::: Available records
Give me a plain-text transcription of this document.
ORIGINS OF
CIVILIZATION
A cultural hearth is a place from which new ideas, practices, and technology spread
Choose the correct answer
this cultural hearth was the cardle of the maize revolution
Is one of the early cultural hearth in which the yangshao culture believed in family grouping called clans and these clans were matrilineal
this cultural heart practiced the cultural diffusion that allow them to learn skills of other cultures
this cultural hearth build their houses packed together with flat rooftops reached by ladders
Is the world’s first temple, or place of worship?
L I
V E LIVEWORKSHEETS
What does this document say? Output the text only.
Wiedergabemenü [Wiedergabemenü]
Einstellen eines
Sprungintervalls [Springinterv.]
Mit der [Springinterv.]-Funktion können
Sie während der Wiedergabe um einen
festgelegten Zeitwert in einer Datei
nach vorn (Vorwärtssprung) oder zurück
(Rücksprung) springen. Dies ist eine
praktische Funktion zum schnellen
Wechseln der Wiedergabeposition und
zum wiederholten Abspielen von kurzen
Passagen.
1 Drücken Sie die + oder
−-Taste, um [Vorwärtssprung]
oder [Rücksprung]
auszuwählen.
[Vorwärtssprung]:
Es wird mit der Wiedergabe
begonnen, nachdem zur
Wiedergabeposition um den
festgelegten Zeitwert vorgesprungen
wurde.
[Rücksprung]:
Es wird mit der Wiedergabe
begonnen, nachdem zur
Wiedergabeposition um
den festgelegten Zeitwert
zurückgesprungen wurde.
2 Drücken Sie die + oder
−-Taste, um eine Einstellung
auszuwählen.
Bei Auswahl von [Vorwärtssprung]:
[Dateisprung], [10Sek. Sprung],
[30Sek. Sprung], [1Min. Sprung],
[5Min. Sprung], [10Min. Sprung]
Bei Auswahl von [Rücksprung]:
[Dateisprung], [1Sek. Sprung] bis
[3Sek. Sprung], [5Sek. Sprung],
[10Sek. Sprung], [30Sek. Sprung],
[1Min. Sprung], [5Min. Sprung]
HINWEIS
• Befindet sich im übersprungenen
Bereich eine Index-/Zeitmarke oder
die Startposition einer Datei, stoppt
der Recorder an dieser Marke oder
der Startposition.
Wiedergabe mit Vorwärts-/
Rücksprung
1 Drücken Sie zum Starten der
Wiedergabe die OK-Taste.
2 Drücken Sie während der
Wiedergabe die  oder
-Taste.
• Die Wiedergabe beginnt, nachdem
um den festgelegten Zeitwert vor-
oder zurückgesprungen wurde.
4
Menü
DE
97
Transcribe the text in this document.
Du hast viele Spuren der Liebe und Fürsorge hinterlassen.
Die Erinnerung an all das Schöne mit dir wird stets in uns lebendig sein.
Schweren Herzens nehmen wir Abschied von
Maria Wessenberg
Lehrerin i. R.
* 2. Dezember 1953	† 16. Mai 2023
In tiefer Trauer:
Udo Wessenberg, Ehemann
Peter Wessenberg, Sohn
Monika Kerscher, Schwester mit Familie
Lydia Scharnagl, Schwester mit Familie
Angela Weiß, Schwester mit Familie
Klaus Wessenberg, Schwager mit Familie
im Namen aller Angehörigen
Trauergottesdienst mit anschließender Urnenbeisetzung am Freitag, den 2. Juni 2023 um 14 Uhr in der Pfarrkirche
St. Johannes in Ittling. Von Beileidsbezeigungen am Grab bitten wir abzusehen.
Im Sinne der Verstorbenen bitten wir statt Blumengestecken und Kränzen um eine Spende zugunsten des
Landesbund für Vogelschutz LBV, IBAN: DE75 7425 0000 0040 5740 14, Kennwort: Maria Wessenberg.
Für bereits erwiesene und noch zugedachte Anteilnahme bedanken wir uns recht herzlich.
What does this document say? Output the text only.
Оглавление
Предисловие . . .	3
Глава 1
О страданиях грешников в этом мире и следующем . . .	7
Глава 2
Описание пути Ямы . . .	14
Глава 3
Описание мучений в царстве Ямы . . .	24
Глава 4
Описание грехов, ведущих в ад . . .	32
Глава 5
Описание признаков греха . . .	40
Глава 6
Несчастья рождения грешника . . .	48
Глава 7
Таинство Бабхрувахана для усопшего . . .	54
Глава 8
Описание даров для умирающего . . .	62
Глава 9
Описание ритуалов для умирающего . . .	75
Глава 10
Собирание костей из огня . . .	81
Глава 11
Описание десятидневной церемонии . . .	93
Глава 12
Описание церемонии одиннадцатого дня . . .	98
::::::
- Instructions for the task: Copy all lines from the material that contain "Описание".

- Exercise solution:
Описание пути Ямы . . .	14
Описание мучений в царстве Ямы . . .	24
Описание грехов, ведущих в ад . . .	32
Описание признаков греха . . .	40
Описание даров для умирающего . . .	62
Описание ритуалов для умирающего . . .	75
Описание десятидневной церемонии . . .	93
Описание церемонии одиннадцатого дня . . .	98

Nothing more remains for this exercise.